Given records →
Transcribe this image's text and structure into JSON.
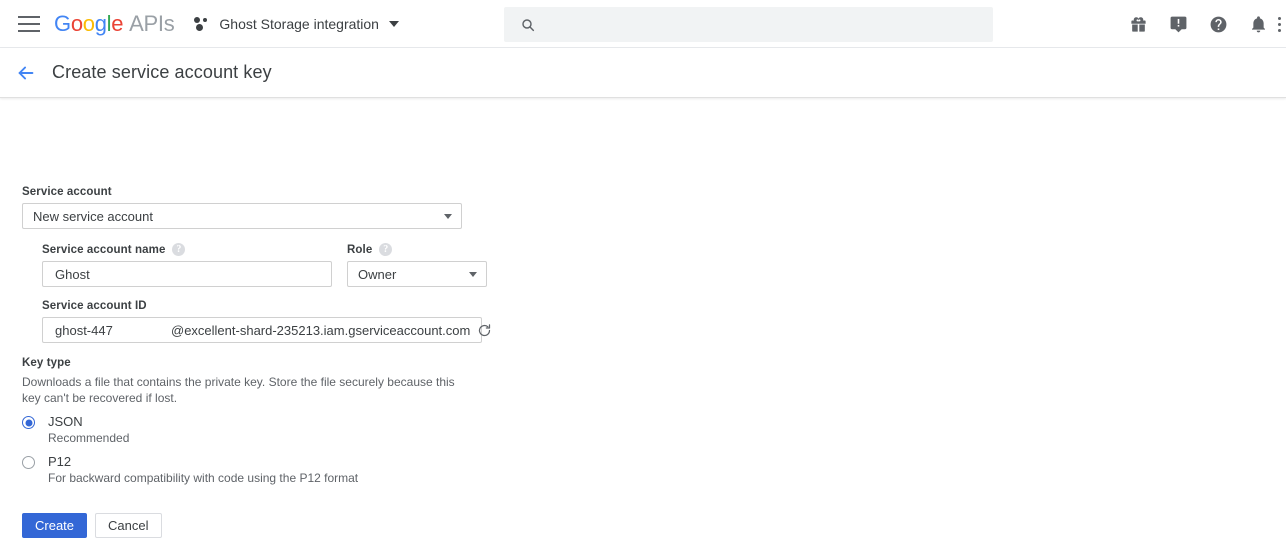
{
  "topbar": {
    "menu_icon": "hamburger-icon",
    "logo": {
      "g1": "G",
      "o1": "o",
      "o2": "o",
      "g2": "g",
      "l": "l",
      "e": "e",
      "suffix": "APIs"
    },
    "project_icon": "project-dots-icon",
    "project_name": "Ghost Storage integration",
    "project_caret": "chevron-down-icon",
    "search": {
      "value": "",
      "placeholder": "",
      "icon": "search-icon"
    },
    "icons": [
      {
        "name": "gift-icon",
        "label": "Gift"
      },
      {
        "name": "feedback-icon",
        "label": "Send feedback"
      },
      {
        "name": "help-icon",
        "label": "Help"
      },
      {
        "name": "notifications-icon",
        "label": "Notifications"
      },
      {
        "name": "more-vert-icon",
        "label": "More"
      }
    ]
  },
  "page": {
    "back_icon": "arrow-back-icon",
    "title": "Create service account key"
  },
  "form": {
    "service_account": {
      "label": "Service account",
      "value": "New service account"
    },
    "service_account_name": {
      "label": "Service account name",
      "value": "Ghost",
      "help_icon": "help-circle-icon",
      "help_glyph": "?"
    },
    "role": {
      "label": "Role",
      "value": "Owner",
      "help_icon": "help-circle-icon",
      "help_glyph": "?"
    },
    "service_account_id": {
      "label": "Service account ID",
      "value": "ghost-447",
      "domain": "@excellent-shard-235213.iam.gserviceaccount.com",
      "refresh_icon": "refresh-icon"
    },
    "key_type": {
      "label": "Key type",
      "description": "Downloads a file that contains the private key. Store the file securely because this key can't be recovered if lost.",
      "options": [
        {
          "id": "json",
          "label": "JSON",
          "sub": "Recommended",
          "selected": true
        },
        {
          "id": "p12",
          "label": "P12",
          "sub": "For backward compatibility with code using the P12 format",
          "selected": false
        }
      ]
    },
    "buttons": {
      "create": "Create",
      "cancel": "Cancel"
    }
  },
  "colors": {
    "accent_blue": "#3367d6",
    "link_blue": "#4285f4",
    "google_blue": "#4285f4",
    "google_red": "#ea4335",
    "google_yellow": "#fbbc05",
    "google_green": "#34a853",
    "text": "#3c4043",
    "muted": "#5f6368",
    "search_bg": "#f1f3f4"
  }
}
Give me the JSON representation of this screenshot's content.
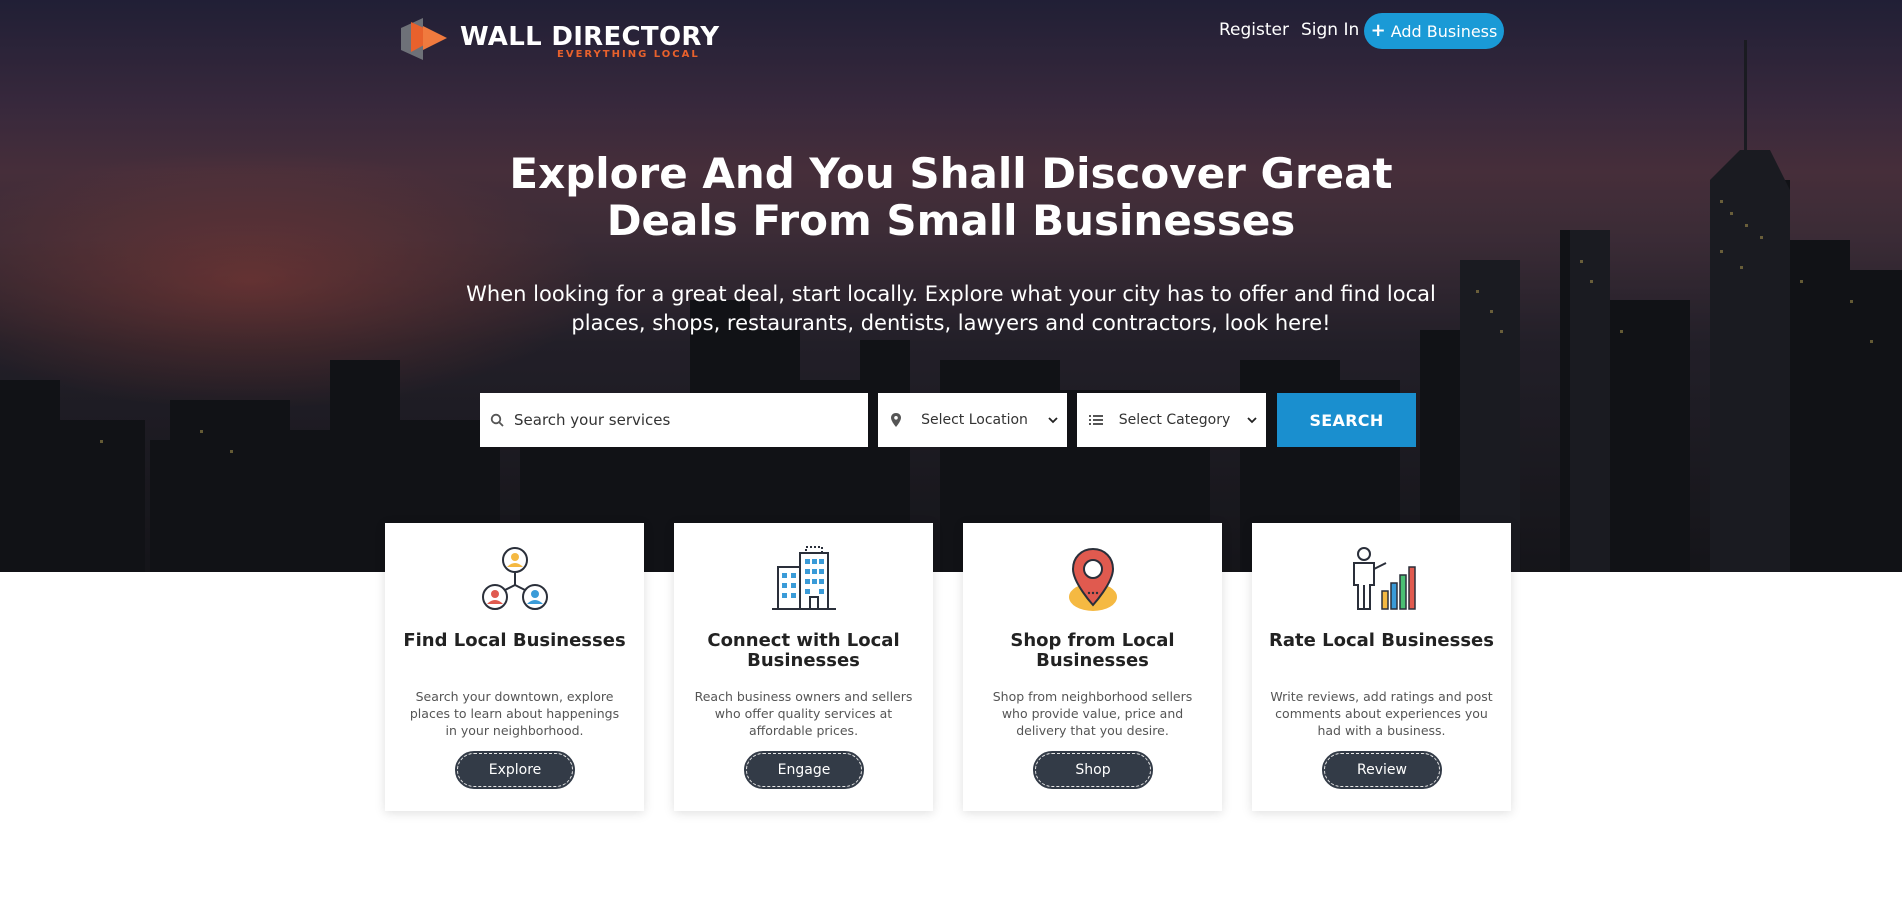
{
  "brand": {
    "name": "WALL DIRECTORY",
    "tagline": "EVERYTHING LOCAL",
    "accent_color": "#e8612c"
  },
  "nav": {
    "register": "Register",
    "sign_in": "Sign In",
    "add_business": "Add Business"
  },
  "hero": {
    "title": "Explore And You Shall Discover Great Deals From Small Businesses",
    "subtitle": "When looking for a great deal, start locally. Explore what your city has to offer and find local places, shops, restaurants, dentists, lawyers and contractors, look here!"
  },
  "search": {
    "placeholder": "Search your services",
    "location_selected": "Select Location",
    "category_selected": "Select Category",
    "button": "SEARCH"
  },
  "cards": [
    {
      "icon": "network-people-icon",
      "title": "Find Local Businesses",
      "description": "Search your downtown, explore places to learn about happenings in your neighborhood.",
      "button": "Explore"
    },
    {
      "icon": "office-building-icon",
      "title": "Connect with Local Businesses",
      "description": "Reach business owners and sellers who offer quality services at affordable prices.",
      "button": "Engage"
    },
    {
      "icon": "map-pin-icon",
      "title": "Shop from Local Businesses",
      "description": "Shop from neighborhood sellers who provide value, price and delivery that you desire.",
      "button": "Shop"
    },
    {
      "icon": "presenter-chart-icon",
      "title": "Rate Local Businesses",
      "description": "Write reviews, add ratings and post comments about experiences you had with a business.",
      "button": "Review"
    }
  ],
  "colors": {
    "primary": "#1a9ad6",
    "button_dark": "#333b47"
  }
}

---

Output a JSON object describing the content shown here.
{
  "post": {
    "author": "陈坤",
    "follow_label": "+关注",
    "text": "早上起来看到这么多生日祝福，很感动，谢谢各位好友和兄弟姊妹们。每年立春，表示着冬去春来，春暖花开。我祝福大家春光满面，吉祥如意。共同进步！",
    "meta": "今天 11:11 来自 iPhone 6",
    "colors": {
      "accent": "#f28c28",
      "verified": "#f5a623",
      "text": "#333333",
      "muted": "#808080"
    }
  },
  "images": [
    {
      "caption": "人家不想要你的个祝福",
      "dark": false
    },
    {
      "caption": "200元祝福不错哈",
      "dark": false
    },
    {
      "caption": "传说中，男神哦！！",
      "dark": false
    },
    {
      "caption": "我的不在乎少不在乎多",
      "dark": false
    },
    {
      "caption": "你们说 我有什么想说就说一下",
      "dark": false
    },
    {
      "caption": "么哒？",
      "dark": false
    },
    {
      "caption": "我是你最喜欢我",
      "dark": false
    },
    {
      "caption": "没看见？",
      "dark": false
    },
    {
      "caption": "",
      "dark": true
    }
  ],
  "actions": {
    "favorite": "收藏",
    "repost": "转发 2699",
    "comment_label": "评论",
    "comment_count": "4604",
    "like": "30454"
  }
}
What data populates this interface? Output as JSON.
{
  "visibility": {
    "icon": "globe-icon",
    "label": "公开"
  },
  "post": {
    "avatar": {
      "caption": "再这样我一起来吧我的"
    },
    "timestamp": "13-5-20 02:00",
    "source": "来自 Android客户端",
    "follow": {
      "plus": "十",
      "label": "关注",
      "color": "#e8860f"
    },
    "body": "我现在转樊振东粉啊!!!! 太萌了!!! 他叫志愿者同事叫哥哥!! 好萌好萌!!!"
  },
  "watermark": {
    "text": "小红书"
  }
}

Exercise description →
List each line of the records that holds the string "feedback".

Finished exercise →
        "name": "feedback-icon",
        "label": "Send feedback"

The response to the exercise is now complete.